Material supplied:
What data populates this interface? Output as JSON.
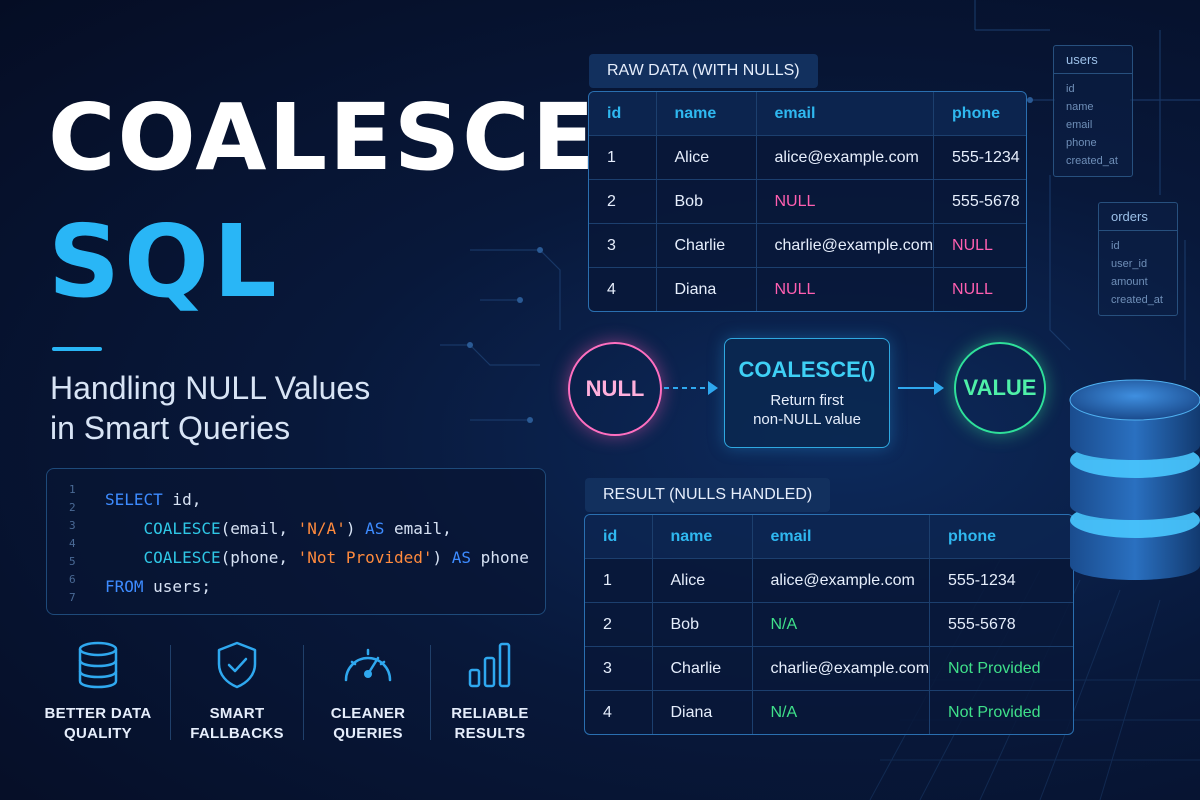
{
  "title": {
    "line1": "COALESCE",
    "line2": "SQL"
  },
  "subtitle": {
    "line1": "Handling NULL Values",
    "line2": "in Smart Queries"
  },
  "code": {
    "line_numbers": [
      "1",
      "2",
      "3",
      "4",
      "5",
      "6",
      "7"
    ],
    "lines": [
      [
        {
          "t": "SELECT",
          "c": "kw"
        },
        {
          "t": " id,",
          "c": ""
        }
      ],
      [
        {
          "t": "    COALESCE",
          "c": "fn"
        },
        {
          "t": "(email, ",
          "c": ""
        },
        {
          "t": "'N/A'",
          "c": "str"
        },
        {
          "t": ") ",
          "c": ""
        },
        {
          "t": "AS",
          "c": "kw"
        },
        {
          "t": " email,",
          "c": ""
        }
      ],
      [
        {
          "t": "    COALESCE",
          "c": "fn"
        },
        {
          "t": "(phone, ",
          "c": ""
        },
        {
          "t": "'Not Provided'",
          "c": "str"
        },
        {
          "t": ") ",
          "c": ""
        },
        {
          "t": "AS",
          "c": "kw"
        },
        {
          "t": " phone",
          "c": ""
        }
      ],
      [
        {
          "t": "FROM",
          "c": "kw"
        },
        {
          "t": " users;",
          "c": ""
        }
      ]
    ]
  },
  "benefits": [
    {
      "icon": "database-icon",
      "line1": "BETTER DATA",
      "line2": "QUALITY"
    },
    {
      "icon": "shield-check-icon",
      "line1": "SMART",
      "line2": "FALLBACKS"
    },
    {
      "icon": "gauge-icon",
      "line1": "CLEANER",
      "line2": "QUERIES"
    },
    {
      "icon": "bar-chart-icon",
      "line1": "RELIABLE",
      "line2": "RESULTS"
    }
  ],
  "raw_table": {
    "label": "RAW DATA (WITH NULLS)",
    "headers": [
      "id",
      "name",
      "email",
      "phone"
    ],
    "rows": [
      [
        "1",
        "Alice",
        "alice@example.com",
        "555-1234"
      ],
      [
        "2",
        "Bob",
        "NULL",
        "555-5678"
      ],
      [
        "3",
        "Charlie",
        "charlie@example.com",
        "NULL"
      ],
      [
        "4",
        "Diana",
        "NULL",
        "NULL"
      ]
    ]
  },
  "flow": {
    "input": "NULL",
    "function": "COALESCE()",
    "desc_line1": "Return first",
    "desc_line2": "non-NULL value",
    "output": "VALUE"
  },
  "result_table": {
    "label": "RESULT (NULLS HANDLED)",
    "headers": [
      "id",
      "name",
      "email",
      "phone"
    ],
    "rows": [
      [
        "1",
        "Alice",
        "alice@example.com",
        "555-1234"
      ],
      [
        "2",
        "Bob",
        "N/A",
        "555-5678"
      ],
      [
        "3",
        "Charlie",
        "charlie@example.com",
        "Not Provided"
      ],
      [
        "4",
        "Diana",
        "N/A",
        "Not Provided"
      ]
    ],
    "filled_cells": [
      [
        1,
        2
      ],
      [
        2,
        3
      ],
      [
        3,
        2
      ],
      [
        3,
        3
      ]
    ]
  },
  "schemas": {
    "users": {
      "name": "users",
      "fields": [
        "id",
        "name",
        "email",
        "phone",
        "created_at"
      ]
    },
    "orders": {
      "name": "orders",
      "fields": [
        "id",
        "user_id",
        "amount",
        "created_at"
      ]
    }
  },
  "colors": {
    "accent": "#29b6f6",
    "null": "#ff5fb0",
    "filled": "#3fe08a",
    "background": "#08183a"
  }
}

==

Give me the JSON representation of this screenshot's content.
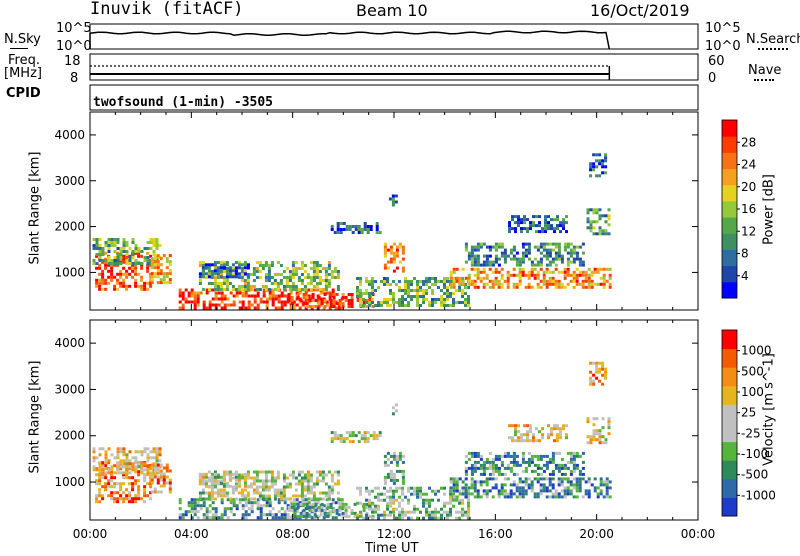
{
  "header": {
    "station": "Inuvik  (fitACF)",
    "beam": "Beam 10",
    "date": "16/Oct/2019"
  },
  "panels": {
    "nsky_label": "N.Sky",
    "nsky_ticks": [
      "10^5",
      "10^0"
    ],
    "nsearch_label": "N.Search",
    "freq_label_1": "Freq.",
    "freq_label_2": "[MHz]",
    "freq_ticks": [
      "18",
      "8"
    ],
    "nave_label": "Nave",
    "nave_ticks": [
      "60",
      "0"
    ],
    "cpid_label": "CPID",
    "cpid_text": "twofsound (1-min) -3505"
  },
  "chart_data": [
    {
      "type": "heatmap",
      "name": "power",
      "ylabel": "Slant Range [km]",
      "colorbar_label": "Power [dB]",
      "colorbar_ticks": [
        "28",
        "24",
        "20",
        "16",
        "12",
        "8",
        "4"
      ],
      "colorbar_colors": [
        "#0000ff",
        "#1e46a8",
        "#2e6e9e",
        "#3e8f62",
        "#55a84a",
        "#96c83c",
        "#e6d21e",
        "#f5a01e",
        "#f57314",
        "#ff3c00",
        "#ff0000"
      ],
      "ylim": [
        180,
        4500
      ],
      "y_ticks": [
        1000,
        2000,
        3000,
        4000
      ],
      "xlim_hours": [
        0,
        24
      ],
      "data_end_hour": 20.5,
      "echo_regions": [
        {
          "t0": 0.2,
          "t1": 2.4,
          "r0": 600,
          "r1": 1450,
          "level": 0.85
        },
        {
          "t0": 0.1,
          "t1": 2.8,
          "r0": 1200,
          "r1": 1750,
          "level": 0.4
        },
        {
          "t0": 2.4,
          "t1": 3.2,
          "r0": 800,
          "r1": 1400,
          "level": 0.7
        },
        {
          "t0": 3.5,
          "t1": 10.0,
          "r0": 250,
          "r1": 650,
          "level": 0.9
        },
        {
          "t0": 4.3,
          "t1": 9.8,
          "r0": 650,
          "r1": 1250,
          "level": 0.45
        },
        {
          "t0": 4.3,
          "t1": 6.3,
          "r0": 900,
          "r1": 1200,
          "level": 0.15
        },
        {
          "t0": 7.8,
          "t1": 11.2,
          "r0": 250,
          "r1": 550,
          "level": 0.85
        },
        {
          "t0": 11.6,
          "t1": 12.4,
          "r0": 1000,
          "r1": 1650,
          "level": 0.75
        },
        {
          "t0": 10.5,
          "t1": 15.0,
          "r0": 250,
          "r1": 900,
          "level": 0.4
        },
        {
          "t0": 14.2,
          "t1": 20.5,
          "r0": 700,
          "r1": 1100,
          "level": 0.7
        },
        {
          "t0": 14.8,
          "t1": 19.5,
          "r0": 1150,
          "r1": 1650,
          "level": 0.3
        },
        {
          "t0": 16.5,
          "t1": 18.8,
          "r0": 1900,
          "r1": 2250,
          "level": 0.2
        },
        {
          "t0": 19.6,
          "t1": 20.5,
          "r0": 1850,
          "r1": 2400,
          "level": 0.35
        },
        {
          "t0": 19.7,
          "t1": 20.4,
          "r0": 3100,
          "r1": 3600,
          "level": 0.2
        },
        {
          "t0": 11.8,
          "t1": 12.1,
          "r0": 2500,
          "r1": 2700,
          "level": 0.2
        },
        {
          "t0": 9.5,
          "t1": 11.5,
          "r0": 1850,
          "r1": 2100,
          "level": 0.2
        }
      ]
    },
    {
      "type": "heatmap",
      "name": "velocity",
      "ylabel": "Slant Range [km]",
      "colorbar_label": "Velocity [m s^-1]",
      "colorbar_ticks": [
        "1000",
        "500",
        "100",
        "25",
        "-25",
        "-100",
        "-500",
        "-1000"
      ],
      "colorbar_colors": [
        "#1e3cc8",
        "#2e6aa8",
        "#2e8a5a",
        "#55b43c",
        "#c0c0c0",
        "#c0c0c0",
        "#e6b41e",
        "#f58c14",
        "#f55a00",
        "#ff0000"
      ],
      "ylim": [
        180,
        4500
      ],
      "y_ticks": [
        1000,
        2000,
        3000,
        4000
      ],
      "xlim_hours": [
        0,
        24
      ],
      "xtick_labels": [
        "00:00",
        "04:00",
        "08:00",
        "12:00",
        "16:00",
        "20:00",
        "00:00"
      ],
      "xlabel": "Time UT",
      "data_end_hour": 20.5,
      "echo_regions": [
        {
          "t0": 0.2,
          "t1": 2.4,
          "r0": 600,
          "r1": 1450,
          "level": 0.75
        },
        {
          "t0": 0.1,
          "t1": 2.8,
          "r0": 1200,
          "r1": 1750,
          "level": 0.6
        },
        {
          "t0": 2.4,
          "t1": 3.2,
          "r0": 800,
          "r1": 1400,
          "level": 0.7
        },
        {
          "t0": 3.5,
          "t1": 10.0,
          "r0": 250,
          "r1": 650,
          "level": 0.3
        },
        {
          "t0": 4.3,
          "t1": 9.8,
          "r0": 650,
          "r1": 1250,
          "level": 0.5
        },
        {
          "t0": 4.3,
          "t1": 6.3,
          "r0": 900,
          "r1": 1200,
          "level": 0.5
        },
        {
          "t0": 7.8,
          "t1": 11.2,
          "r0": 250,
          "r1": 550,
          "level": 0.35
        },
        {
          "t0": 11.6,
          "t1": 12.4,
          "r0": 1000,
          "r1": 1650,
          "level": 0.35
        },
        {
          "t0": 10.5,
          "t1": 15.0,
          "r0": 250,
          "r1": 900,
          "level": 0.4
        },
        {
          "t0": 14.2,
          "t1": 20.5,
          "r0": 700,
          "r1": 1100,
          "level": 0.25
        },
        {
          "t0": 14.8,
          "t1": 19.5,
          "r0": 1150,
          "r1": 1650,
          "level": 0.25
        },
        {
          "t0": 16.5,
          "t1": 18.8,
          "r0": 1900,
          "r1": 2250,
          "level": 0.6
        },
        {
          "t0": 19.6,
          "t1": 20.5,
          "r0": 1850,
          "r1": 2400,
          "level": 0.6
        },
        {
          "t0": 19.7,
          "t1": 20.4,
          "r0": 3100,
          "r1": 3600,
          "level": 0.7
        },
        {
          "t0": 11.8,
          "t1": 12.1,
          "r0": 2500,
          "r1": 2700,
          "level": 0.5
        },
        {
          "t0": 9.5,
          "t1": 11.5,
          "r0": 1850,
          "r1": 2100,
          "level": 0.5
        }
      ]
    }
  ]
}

Stated task:
Copy all lines from the material that include "JSON".

Result of this task:
What data populates this interface? Output as JSON.
Give me the JSON representation of this screenshot's content.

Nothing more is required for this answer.